--- start of PROVIDED ENTRIES ---

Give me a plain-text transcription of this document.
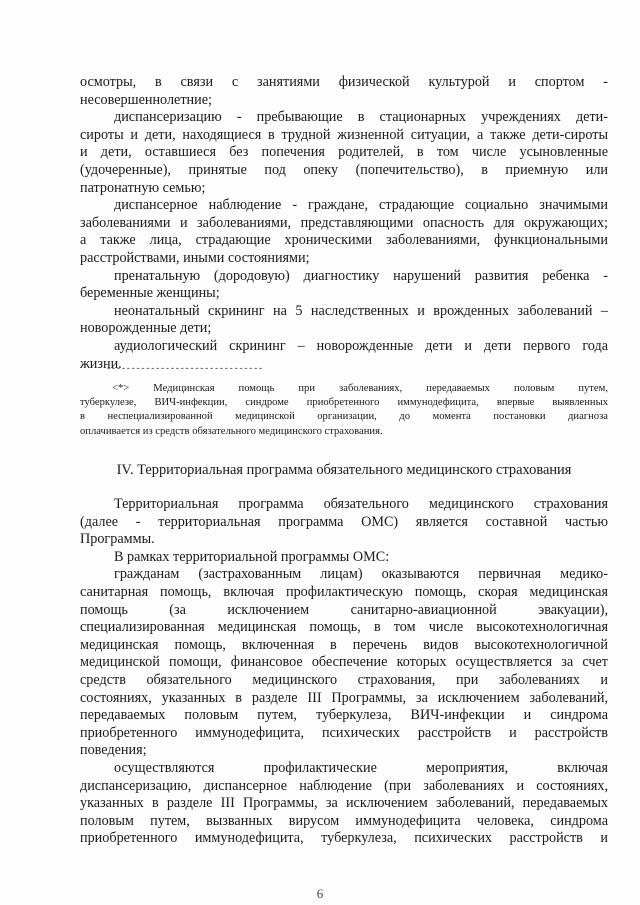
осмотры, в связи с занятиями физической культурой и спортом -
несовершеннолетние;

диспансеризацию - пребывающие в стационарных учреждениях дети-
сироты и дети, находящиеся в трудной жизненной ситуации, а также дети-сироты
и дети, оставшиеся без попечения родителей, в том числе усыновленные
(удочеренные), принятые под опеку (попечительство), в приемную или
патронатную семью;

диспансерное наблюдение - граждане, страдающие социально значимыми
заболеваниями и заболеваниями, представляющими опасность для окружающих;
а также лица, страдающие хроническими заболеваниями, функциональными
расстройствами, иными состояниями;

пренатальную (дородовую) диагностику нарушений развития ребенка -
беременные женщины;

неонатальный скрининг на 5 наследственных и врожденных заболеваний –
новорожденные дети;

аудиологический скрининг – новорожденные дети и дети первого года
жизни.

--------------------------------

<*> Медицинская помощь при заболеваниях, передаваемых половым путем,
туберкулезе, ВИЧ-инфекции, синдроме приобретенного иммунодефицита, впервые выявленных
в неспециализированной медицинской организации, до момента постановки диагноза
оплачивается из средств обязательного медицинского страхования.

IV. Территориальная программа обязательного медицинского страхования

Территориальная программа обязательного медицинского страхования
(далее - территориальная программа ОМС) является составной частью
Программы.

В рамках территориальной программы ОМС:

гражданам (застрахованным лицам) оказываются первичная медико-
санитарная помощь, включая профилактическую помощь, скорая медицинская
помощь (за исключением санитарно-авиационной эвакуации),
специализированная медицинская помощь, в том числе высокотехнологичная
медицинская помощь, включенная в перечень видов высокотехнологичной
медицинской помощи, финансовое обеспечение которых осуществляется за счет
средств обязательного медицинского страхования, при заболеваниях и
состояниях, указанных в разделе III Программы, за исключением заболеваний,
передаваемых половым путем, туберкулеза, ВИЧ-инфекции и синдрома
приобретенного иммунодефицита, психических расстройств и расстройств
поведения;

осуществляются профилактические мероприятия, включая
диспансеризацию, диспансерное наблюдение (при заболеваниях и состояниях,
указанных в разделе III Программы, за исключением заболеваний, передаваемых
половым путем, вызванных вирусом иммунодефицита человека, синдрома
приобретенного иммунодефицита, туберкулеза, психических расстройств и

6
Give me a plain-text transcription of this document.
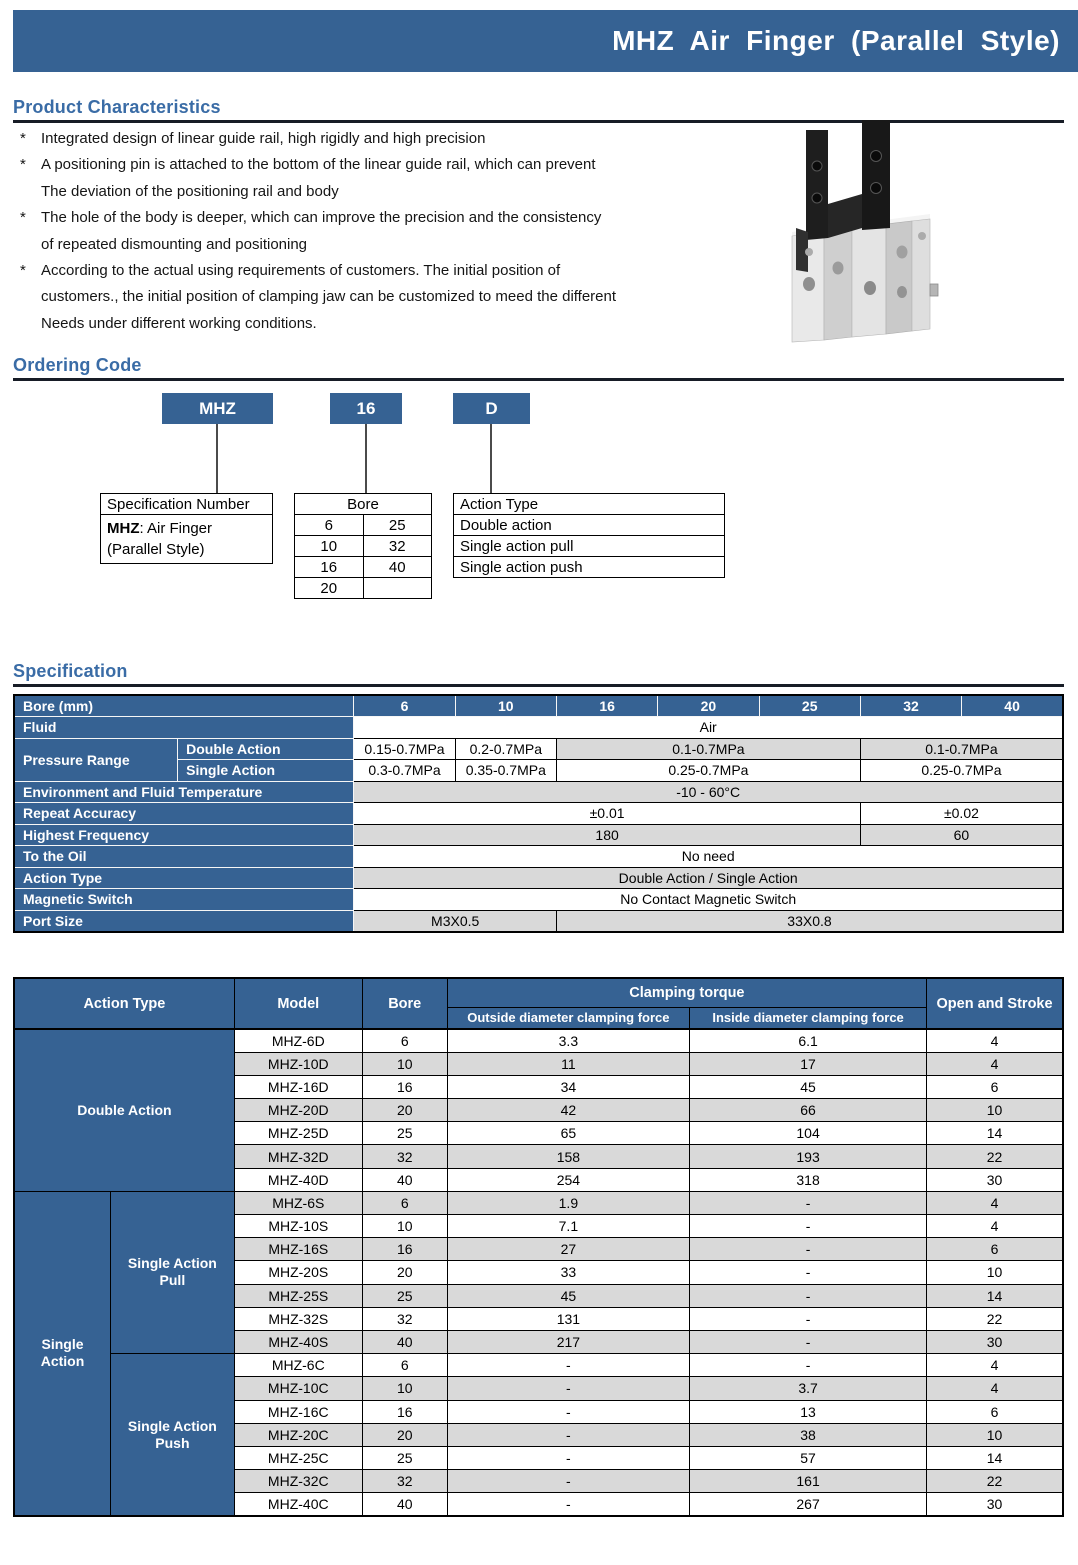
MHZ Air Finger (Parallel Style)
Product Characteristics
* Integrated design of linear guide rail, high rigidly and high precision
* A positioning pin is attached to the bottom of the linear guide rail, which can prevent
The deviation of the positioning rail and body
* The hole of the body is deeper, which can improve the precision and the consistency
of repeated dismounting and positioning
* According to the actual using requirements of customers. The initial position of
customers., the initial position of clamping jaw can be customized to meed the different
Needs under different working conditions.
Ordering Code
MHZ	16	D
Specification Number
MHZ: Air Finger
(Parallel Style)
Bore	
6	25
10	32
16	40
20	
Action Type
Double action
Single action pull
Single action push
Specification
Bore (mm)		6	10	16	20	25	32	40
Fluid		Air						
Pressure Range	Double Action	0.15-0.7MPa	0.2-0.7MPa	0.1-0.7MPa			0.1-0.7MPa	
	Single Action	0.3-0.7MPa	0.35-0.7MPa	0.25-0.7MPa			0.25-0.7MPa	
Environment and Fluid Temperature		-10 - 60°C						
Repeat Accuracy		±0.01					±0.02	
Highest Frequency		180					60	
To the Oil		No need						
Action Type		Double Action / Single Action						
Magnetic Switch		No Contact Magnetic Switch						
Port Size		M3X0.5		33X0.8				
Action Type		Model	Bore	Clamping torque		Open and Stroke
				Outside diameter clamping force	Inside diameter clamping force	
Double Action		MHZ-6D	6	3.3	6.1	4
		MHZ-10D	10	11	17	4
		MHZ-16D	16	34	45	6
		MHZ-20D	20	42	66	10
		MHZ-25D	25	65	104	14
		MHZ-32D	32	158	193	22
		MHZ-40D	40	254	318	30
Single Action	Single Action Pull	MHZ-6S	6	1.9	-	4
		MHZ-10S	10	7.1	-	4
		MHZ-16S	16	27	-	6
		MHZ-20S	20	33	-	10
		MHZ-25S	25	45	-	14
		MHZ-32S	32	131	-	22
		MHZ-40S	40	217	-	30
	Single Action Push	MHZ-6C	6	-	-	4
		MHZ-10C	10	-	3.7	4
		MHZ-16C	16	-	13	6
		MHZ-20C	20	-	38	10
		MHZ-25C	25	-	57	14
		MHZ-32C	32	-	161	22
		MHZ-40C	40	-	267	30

--- end of PROVIDED ENTRIES ---

■ **DIRECTIVE**: Counting only lines of the data above that hold "исключением", report the total and nothing else.

■ **SOLUTION TO THE EXERCISE**: 3